§ **STATED TASK**: Return the lines from the one containing "crystal Y1 — [46, 77, 52, 84]" through the one containing "U1 left pin stubs — [81, 48, 86, 89]", copying each exactly as it appears.

----- DATA ENTRIES

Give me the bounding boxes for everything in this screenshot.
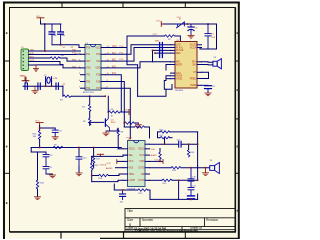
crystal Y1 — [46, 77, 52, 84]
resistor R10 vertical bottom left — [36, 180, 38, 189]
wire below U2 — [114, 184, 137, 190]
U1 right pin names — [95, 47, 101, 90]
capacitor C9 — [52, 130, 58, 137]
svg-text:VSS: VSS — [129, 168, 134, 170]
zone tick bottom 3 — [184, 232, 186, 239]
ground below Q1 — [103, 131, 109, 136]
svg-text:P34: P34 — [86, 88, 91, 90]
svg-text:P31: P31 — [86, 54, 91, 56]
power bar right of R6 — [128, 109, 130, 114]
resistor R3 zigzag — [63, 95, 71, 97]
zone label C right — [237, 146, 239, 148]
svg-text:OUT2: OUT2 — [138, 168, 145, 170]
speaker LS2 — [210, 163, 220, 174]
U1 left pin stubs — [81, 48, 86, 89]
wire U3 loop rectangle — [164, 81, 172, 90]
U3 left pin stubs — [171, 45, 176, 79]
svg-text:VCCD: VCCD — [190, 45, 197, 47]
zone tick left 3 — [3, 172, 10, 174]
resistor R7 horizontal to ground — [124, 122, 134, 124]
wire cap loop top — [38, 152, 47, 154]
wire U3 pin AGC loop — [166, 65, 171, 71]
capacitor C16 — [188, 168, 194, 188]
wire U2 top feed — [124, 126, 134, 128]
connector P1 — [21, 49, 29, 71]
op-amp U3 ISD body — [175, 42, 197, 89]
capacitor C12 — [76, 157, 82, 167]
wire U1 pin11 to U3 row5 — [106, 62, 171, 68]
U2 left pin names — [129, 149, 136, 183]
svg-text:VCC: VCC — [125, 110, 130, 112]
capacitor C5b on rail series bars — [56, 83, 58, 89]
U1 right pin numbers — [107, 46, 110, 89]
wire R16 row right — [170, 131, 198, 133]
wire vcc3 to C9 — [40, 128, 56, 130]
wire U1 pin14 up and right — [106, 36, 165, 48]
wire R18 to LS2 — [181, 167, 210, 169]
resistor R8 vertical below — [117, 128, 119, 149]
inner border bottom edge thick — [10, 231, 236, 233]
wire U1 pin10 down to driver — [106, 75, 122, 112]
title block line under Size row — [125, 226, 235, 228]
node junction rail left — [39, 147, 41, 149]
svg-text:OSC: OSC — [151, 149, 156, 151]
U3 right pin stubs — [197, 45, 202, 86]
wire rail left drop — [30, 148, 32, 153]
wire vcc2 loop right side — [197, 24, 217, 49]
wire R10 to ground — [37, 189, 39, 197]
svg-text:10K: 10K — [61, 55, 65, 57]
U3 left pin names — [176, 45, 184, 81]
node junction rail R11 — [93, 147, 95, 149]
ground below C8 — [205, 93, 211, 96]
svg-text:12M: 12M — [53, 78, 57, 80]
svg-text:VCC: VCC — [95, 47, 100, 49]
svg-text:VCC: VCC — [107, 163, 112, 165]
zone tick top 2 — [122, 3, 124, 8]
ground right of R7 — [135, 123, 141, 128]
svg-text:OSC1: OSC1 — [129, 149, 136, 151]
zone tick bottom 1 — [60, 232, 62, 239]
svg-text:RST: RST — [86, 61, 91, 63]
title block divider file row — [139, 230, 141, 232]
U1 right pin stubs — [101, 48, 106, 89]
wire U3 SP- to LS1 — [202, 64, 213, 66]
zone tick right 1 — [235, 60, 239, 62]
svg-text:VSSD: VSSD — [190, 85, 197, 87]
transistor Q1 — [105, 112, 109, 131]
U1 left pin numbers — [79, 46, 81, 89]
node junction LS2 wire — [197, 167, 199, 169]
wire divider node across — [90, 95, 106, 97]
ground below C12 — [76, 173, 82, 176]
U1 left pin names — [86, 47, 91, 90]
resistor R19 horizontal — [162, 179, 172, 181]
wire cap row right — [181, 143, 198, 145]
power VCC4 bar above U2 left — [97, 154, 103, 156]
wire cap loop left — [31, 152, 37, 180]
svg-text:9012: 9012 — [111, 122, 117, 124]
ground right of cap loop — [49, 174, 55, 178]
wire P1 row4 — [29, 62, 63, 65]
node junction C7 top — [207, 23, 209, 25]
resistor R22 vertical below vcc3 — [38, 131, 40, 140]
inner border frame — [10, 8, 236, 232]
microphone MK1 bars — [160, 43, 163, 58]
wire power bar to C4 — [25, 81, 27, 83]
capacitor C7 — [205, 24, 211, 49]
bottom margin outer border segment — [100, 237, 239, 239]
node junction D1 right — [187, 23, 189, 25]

----------

§ **THE REPLY**:
crystal Y1 — [46, 77, 52, 84]
resistor R10 vertical bottom left — [36, 180, 38, 189]
wire below U2 — [114, 184, 137, 190]
U1 right pin names — [95, 47, 101, 90]
capacitor C9 — [52, 130, 58, 137]
svg-text:VSS: VSS — [129, 168, 134, 170]
zone tick bottom 3 — [184, 232, 186, 239]
ground below Q1 — [103, 131, 109, 136]
svg-text:P34: P34 — [86, 88, 91, 90]
svg-text:P31: P31 — [86, 54, 91, 56]
power bar right of R6 — [128, 109, 130, 114]
resistor R3 zigzag — [63, 95, 71, 97]
zone label C right — [237, 146, 239, 148]
svg-text:OUT2: OUT2 — [138, 168, 145, 170]
speaker LS2 — [210, 163, 220, 174]
U1 left pin stubs — [81, 48, 86, 89]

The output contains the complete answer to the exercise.